| What you need to do |
Filter the lines below, copying only those with the string "open".

[start Supplied data]

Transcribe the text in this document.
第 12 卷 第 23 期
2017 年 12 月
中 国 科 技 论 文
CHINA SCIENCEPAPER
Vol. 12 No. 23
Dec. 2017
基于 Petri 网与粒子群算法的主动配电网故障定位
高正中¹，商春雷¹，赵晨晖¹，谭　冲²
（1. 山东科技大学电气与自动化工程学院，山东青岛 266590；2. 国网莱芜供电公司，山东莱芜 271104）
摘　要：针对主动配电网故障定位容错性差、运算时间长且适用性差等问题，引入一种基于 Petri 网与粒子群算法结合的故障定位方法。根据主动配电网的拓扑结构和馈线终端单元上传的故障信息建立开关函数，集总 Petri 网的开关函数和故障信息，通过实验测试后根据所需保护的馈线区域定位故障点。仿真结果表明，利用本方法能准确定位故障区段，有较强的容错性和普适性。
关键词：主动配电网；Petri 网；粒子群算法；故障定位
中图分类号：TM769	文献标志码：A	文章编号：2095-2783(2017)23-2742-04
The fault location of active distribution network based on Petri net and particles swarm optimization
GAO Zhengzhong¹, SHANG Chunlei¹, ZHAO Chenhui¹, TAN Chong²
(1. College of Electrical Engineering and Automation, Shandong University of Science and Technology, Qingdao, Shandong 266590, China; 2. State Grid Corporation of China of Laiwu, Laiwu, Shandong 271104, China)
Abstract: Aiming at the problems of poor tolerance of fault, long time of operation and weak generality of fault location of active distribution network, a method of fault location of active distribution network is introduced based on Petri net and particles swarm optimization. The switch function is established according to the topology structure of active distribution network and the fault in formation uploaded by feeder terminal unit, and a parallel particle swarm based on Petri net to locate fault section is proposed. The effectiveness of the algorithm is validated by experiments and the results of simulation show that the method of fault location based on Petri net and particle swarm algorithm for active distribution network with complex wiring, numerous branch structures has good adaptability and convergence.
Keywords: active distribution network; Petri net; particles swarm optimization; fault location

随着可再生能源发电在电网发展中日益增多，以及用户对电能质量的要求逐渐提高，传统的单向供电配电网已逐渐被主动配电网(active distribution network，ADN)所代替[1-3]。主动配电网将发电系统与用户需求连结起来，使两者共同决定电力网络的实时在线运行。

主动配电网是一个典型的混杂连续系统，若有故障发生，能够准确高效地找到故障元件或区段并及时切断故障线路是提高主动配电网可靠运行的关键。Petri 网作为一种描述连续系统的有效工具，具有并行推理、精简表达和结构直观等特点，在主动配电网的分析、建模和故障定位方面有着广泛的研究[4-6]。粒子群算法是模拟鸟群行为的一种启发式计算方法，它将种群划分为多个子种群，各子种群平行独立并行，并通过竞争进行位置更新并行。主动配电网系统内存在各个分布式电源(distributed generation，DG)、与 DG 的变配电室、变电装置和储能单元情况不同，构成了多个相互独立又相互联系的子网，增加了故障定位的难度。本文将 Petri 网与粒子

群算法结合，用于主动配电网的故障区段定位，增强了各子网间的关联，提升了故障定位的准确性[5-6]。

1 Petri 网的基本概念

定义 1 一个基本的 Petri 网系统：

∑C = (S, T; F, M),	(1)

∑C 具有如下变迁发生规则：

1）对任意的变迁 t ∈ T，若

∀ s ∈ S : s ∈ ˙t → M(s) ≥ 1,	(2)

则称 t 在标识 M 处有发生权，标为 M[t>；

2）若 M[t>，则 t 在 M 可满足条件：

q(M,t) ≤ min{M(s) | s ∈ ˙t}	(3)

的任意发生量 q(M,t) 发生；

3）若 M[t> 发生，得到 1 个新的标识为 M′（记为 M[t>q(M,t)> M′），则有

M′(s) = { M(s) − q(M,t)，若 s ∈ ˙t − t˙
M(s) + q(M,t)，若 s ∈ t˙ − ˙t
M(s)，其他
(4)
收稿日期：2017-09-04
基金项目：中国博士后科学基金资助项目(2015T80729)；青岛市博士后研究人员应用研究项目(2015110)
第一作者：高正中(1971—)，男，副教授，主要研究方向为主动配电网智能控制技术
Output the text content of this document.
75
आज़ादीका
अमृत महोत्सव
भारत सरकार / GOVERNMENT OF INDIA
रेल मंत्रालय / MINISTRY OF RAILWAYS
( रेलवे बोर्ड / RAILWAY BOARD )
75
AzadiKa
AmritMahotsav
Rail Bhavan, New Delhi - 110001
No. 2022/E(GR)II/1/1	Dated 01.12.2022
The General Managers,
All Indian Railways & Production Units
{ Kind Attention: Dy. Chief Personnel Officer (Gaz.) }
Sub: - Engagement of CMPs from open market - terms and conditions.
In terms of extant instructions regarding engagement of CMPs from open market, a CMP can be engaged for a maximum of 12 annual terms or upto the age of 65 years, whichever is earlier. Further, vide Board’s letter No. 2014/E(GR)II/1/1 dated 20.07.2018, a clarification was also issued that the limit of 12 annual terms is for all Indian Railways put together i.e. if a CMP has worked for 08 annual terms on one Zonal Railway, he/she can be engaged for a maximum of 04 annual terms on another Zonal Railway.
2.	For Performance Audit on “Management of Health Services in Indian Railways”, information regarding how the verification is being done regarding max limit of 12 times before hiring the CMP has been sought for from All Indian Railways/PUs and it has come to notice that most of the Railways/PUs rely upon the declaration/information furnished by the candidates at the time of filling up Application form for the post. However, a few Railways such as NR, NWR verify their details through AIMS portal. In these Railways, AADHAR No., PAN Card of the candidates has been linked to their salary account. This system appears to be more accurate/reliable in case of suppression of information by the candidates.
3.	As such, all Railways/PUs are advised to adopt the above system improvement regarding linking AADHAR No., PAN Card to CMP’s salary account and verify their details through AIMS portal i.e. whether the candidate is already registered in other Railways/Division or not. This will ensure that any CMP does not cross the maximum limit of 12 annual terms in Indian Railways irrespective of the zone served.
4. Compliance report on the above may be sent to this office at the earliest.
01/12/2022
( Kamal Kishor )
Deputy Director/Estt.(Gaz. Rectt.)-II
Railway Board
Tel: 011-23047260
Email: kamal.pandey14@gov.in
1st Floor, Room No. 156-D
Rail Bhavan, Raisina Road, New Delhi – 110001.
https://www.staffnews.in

[end Supplied data]

| Output |
Sub: - Engagement of CMPs from open market - terms and conditions.
In terms of extant instructions regarding engagement of CMPs from open market, a CMP can be engaged for a maximum of 12 annual terms or upto the age of 65 years, whichever is earlier. Further, vide Board’s letter No. 2014/E(GR)II/1/1 dated 20.07.2018, a clarification was also issued that the limit of 12 annual terms is for all Indian Railways put together i.e. if a CMP has worked for 08 annual terms on one Zonal Railway, he/she can be engaged for a maximum of 04 annual terms on another Zonal Railway.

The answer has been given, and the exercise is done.